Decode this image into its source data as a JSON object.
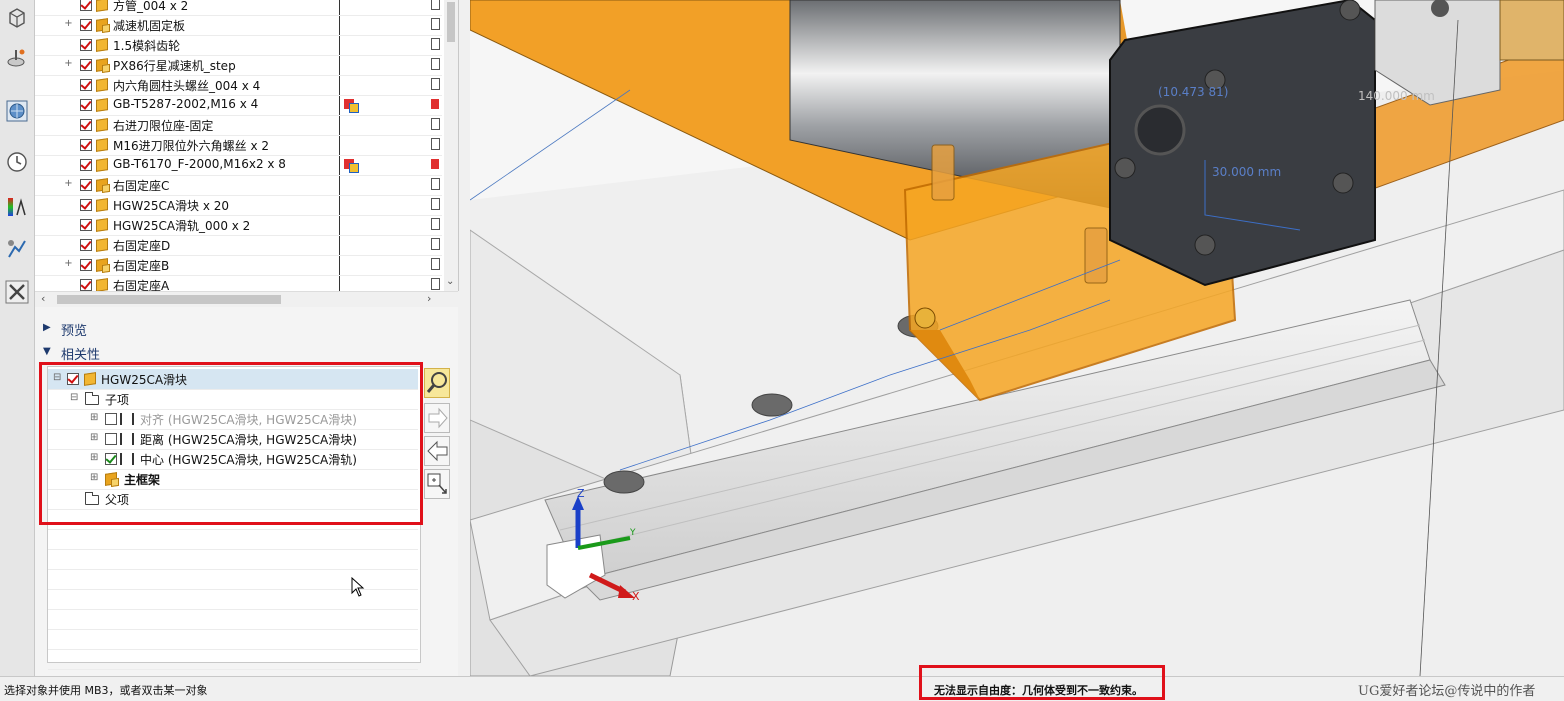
{
  "assembly_tree": {
    "rows": [
      {
        "label": "方管_004 x 2",
        "expandable": false,
        "icon": "part-icon",
        "extra": false
      },
      {
        "label": "减速机固定板",
        "expandable": true,
        "icon": "assembly-icon",
        "extra": false
      },
      {
        "label": "1.5模斜齿轮",
        "expandable": false,
        "icon": "part-icon",
        "extra": false
      },
      {
        "label": "PX86行星减速机_step",
        "expandable": true,
        "icon": "assembly-icon",
        "extra": false
      },
      {
        "label": "内六角圆柱头螺丝_004 x 4",
        "expandable": false,
        "icon": "part-icon",
        "extra": false
      },
      {
        "label": "GB-T5287-2002,M16 x 4",
        "expandable": false,
        "icon": "part-icon",
        "extra": true
      },
      {
        "label": "右进刀限位座-固定",
        "expandable": false,
        "icon": "part-icon",
        "extra": false
      },
      {
        "label": "M16进刀限位外六角螺丝 x 2",
        "expandable": false,
        "icon": "part-icon",
        "extra": false
      },
      {
        "label": "GB-T6170_F-2000,M16x2 x 8",
        "expandable": false,
        "icon": "part-icon",
        "extra": true
      },
      {
        "label": "右固定座C",
        "expandable": true,
        "icon": "assembly-icon",
        "extra": false
      },
      {
        "label": "HGW25CA滑块 x 20",
        "expandable": false,
        "icon": "part-icon",
        "extra": false
      },
      {
        "label": "HGW25CA滑轨_000 x 2",
        "expandable": false,
        "icon": "part-icon",
        "extra": false
      },
      {
        "label": "右固定座D",
        "expandable": false,
        "icon": "part-icon",
        "extra": false
      },
      {
        "label": "右固定座B",
        "expandable": true,
        "icon": "assembly-icon",
        "extra": false
      },
      {
        "label": "右固定座A",
        "expandable": false,
        "icon": "part-icon",
        "extra": false
      }
    ]
  },
  "sections": {
    "preview": "预览",
    "dependencies": "相关性"
  },
  "dependencies": {
    "root": "HGW25CA滑块",
    "children_folder": "子项",
    "constraints": [
      {
        "label": "对齐 (HGW25CA滑块, HGW25CA滑块)",
        "checked": false,
        "dimmed": true,
        "icon": "align-constraint-icon"
      },
      {
        "label": "距离 (HGW25CA滑块, HGW25CA滑块)",
        "checked": false,
        "dimmed": false,
        "icon": "distance-constraint-icon"
      },
      {
        "label": "中心 (HGW25CA滑块, HGW25CA滑轨)",
        "checked": true,
        "dimmed": false,
        "icon": "center-constraint-icon"
      }
    ],
    "main_frame": "主框架",
    "parents_folder": "父项"
  },
  "viewport": {
    "dim1": "(10.473 81)",
    "dim2": "30.000 mm",
    "dim3": "140.000 mm",
    "axis_z": "Z",
    "axis_x": "X",
    "axis_y": "Y",
    "body_color": "#3a3d42",
    "highlight_color": "#f2a027"
  },
  "status": {
    "prompt": "选择对象并使用 MB3，或者双击某一对象",
    "message": "无法显示自由度：几何体受到不一致约束。",
    "watermark": "UG爱好者论坛@传说中的作者"
  }
}
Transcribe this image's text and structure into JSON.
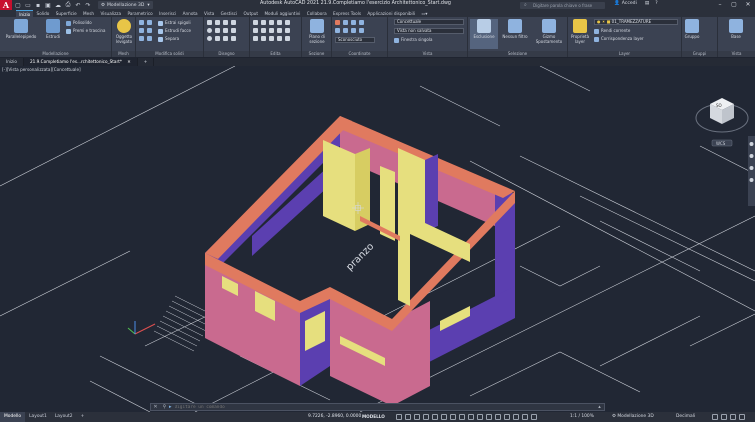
{
  "app": {
    "logo_letter": "A",
    "workspace": "Modellazione 3D",
    "title": "Autodesk AutoCAD 2021    21.9.Completiamo l'esercizio Architettonico_Start.dwg",
    "search_placeholder": "Digitare parola chiave o frase",
    "account": "Accedi"
  },
  "tabs": [
    "Inizio",
    "Solido",
    "Superficie",
    "Mesh",
    "Visualizza",
    "Parametrico",
    "Inserisci",
    "Annota",
    "Vista",
    "Gestisci",
    "Output",
    "Moduli aggiuntivi",
    "Collabora",
    "Express Tools",
    "Applicazioni disponibili"
  ],
  "active_tab": 0,
  "ribbon": {
    "modellazione": {
      "title": "Modellazione",
      "box": "Parallelepipedo",
      "extrude": "Estrudi",
      "polysolid": "Polisolido",
      "presspull": "Premi e trascina"
    },
    "mesh": {
      "title": "Mesh",
      "smooth": "Oggetto levigato"
    },
    "modifica_solidi": {
      "title": "Modifica solidi",
      "extract_edges": "Estrai spigoli",
      "extrude_faces": "Estrudi facce",
      "separate": "Separa"
    },
    "disegno_title": "Disegno",
    "edita_title": "Edita",
    "sezione": {
      "title": "Sezione",
      "plane": "Piano di sezione"
    },
    "coordinate": {
      "title": "Coordinate",
      "ucs": "Sconosciuto"
    },
    "vista": {
      "title": "Vista",
      "visual_style": "Concettuale",
      "saved_view": "Vista non salvata",
      "viewport": "Finestra singola"
    },
    "selezione": {
      "title": "Selezione",
      "isolate": "Esclusione",
      "no_filter": "Nessun filtro",
      "gizmo": "Gizmo Spostamento"
    },
    "layer": {
      "title": "Layer",
      "props": "Proprietà layer",
      "current": "01_TRAMEZZATURE",
      "make_current": "Rendi corrente",
      "match": "Corrispondenza layer"
    },
    "gruppi": {
      "title": "Gruppi",
      "group": "Gruppo"
    },
    "vista2": {
      "title": "Vista",
      "base": "Base"
    }
  },
  "file_tabs": [
    "Inizio",
    "21.9.Completiamo l'es...rchitettonico_Start*"
  ],
  "viewport": {
    "label": "[-][Vista personalizzata][Concettuale]",
    "room_label": "pranzo",
    "viewcube": "SO",
    "wcs": "WCS"
  },
  "command": {
    "placeholder": "Digitare un comando"
  },
  "status": {
    "layouts": [
      "Modello",
      "Layout1",
      "Layout2"
    ],
    "coords": "9.7226, -2.8960, 0.0000",
    "model": "MODELLO",
    "scale": "1:1 / 100%",
    "workspace": "Modellazione 3D",
    "units": "Decimali"
  },
  "colors": {
    "wall_top": "#e07a5f",
    "wall_purple": "#5b3fb0",
    "wall_pink": "#c96a8f",
    "partition": "#e6df7e",
    "ribbon_bg": "#3b4252",
    "viewport_bg": "#212734"
  }
}
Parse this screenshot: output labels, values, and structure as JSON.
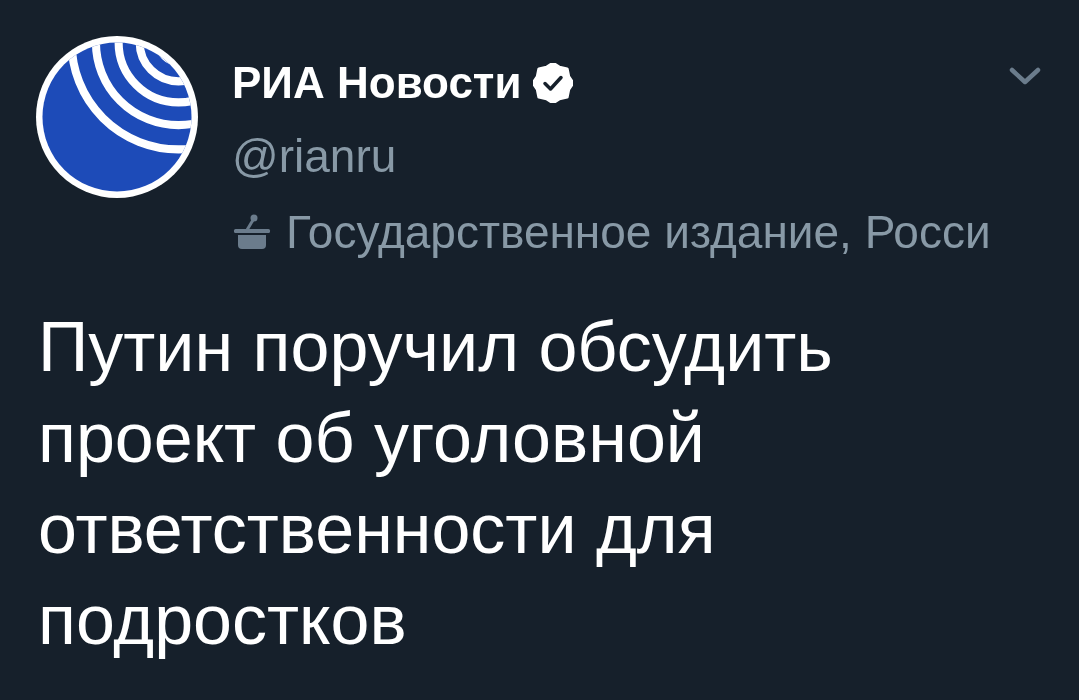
{
  "tweet": {
    "author": {
      "name": "РИА Новости",
      "verified": true,
      "handle": "@rianru",
      "label": "Государственное издание, Росси"
    },
    "text": "Путин поручил обсудить проект об уголовной ответственности для подростков"
  }
}
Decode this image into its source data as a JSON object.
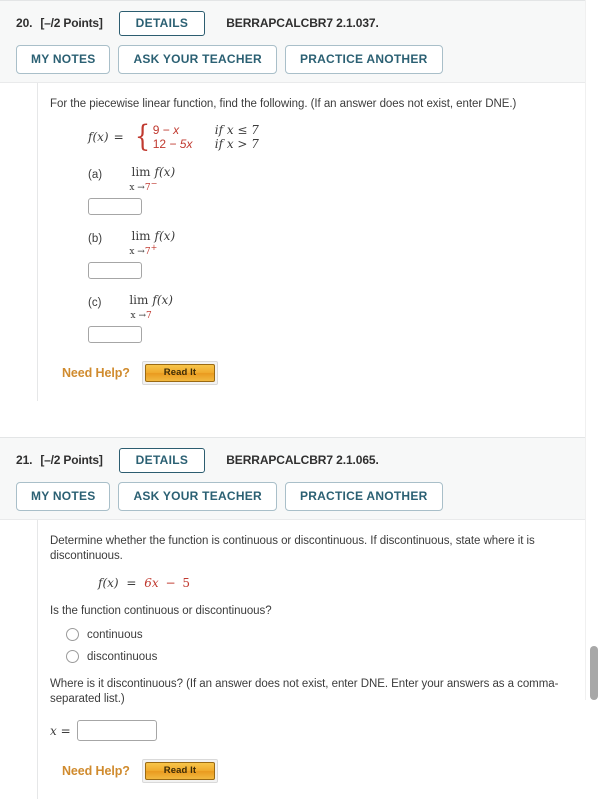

### Your instructions
Copy out every line from the data above that has "JSON" in it.

### Correct answer
Decode this image into its source data as a JSON object.
Transcribe this image's text and structure into JSON.
Parse this screenshot: output labels, values, and structure as JSON.
Decode this image into its source data as a JSON object.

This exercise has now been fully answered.